[Figure collection entries]

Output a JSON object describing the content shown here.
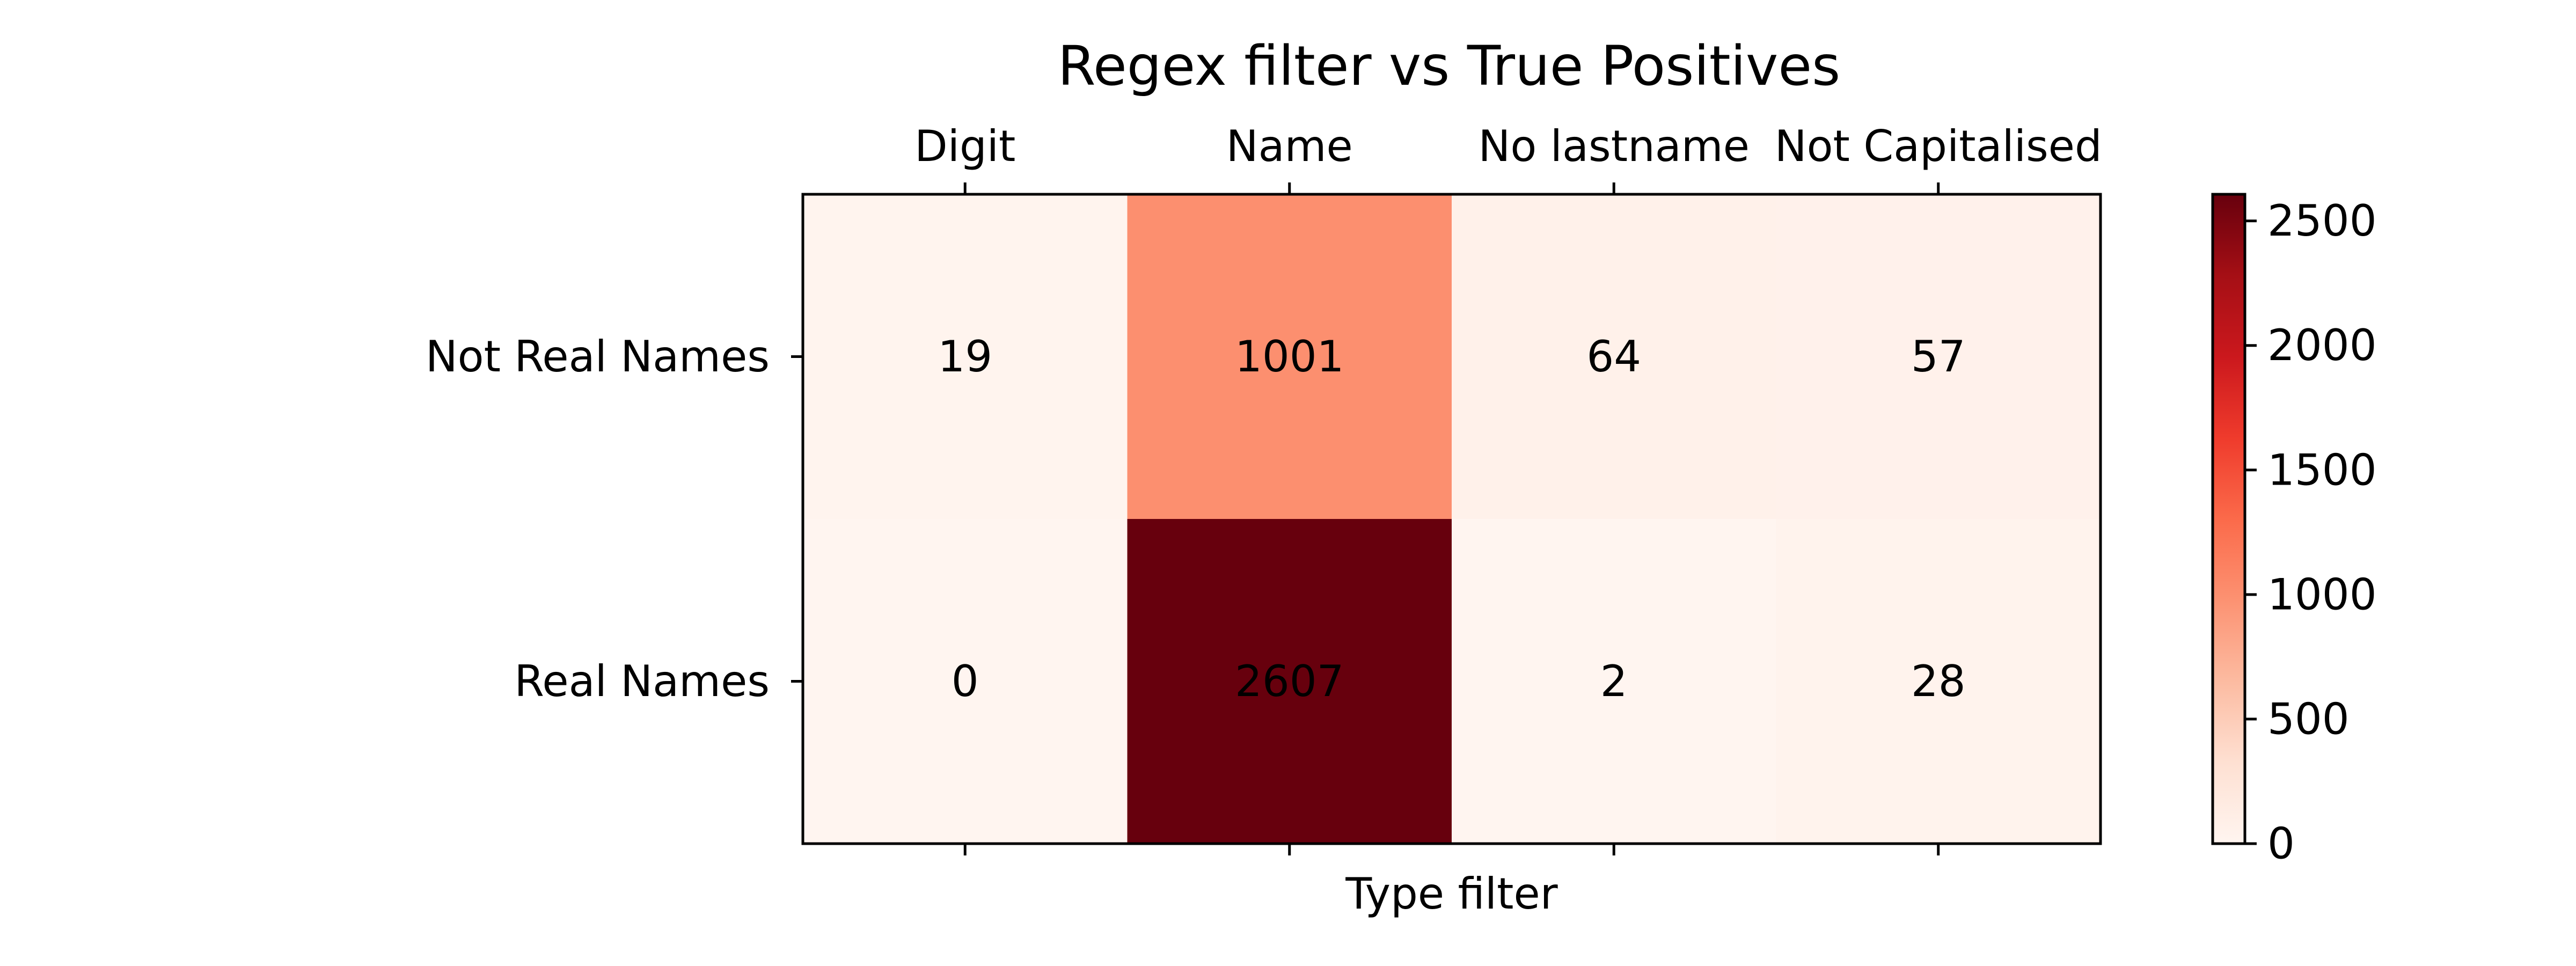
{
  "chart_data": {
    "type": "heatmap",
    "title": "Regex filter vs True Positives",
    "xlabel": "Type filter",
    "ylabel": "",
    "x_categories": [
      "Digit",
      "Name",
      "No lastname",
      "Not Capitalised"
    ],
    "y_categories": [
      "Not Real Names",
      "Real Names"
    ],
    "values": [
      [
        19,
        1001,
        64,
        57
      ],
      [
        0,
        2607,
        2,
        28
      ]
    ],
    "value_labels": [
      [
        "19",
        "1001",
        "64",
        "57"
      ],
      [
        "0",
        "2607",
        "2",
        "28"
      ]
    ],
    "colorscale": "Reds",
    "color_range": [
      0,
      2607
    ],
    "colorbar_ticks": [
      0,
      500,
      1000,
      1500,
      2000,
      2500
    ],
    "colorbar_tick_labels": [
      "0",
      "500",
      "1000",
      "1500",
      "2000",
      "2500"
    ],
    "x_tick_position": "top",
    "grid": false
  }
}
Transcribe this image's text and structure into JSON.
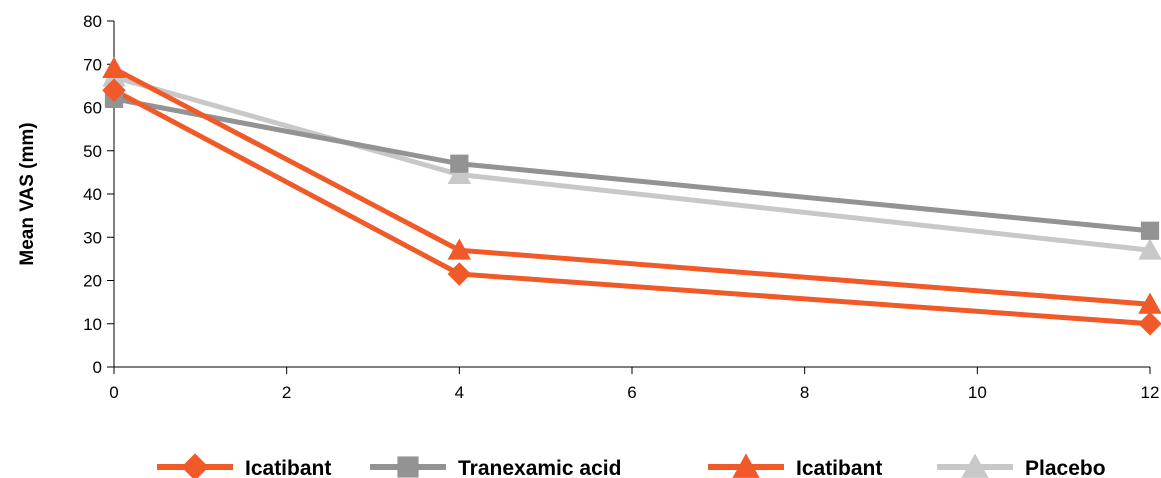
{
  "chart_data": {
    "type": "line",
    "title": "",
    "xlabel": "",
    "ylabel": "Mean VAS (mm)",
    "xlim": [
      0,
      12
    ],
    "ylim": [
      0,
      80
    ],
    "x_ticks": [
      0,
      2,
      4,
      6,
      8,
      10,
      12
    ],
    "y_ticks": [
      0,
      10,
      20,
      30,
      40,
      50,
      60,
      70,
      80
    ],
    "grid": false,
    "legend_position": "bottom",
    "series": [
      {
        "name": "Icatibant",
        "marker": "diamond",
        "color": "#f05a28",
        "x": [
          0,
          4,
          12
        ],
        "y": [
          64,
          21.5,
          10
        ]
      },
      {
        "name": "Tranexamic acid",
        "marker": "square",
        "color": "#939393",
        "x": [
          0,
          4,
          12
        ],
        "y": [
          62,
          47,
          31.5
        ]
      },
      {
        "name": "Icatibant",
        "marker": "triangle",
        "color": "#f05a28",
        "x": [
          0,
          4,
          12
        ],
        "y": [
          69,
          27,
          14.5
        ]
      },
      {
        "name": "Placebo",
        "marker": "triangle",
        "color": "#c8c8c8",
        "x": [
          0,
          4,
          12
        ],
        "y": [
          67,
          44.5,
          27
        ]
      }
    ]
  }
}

■ AIM OF THE EXERCISE ■
Every entry above should be duplicated exactly. Do not include the images.

■ CORRECT ANSWER ■
Output a JSON object describing the content shown here.
{
  "chart_data": {
    "type": "heatmap",
    "title": "Regex filter vs True Positives",
    "xlabel": "Type filter",
    "ylabel": "",
    "x_categories": [
      "Digit",
      "Name",
      "No lastname",
      "Not Capitalised"
    ],
    "y_categories": [
      "Not Real Names",
      "Real Names"
    ],
    "values": [
      [
        19,
        1001,
        64,
        57
      ],
      [
        0,
        2607,
        2,
        28
      ]
    ],
    "value_labels": [
      [
        "19",
        "1001",
        "64",
        "57"
      ],
      [
        "0",
        "2607",
        "2",
        "28"
      ]
    ],
    "colorscale": "Reds",
    "color_range": [
      0,
      2607
    ],
    "colorbar_ticks": [
      0,
      500,
      1000,
      1500,
      2000,
      2500
    ],
    "colorbar_tick_labels": [
      "0",
      "500",
      "1000",
      "1500",
      "2000",
      "2500"
    ],
    "x_tick_position": "top",
    "grid": false
  }
}
Transcribe this image's text and structure into JSON.
{
  "chart_data": {
    "type": "line",
    "title": "",
    "xlabel": "",
    "ylabel": "Mean VAS (mm)",
    "xlim": [
      0,
      12
    ],
    "ylim": [
      0,
      80
    ],
    "x_ticks": [
      0,
      2,
      4,
      6,
      8,
      10,
      12
    ],
    "y_ticks": [
      0,
      10,
      20,
      30,
      40,
      50,
      60,
      70,
      80
    ],
    "grid": false,
    "legend_position": "bottom",
    "series": [
      {
        "name": "Icatibant",
        "marker": "diamond",
        "color": "#f05a28",
        "x": [
          0,
          4,
          12
        ],
        "y": [
          64,
          21.5,
          10
        ]
      },
      {
        "name": "Tranexamic acid",
        "marker": "square",
        "color": "#939393",
        "x": [
          0,
          4,
          12
        ],
        "y": [
          62,
          47,
          31.5
        ]
      },
      {
        "name": "Icatibant",
        "marker": "triangle",
        "color": "#f05a28",
        "x": [
          0,
          4,
          12
        ],
        "y": [
          69,
          27,
          14.5
        ]
      },
      {
        "name": "Placebo",
        "marker": "triangle",
        "color": "#c8c8c8",
        "x": [
          0,
          4,
          12
        ],
        "y": [
          67,
          44.5,
          27
        ]
      }
    ]
  }
}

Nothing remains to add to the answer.